» SET EXERCISE
Select from the records below every line that has the word "text" in it.

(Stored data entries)
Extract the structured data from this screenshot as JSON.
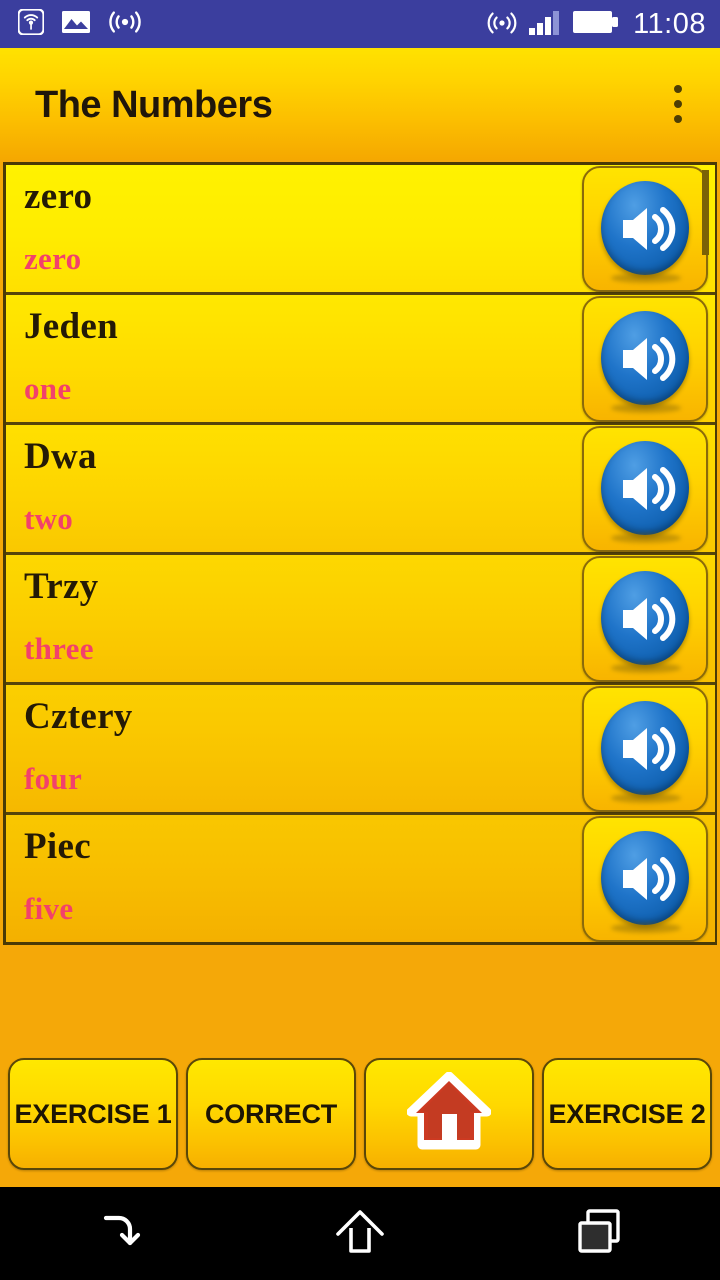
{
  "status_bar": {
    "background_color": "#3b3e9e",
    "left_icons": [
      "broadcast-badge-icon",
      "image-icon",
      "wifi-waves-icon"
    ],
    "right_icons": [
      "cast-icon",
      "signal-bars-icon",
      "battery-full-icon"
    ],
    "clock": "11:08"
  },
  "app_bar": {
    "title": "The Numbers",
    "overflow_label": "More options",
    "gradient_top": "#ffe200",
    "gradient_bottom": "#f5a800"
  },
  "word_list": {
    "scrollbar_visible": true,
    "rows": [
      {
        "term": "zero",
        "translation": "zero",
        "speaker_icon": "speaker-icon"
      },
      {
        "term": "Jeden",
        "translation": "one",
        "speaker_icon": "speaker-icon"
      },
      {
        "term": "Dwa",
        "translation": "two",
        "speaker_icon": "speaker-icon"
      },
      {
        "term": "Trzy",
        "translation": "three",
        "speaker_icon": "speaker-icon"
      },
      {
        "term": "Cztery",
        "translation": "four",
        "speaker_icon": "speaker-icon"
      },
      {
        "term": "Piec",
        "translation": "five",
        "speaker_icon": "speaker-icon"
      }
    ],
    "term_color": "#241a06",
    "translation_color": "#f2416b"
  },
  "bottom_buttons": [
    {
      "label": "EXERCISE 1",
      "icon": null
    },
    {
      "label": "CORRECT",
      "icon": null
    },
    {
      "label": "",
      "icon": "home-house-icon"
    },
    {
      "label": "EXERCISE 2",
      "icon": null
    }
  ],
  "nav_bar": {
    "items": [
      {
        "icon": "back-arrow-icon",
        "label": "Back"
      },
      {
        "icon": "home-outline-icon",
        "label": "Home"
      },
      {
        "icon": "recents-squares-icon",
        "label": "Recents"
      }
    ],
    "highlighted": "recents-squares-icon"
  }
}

--

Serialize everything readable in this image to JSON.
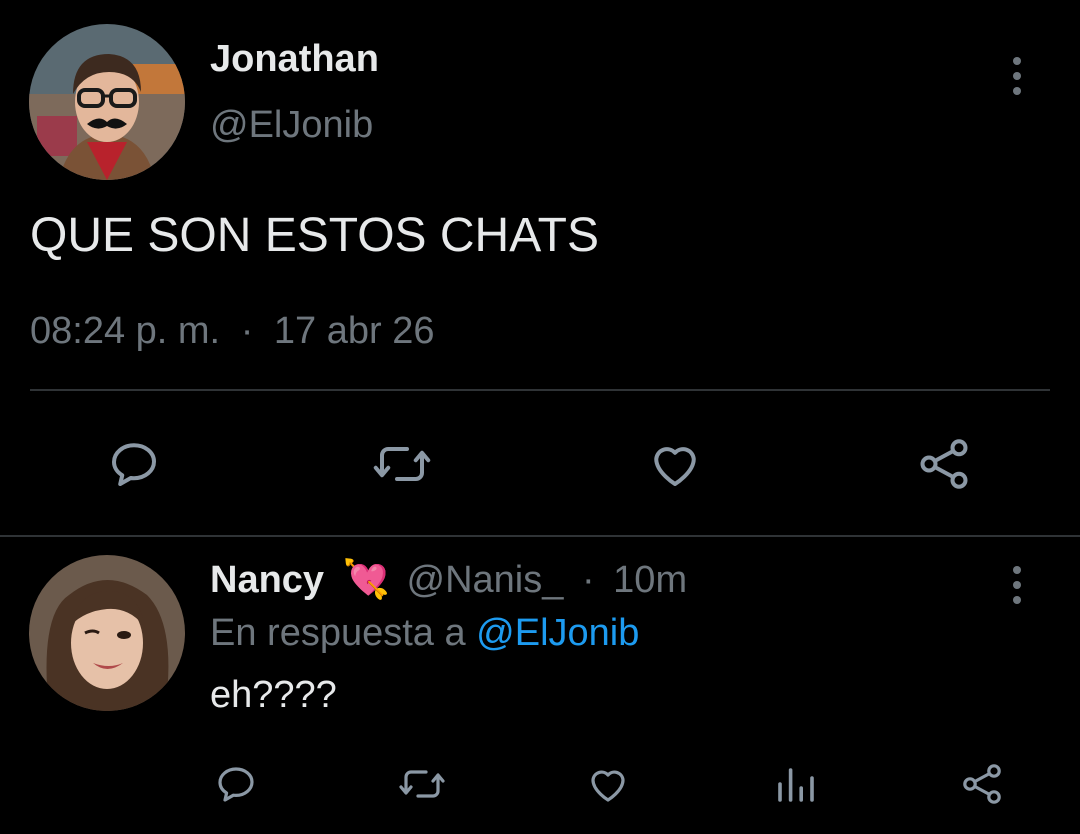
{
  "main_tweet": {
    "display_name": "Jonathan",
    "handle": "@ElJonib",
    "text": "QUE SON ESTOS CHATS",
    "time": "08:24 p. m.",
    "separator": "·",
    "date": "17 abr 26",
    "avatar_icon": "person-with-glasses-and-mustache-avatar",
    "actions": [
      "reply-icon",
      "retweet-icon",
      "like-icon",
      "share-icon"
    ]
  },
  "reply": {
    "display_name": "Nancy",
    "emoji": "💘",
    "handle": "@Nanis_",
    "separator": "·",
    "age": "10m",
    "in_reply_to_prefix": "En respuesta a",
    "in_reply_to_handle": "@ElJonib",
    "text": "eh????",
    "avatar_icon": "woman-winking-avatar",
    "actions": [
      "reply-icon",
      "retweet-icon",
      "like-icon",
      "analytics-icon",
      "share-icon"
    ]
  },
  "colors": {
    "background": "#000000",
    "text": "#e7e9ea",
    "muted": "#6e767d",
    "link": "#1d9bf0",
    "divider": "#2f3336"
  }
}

» SOLUTION BELOW
    "text": "QUE SON ESTOS CHATS",
    "text": "eh????",
    "text": "#e7e9ea",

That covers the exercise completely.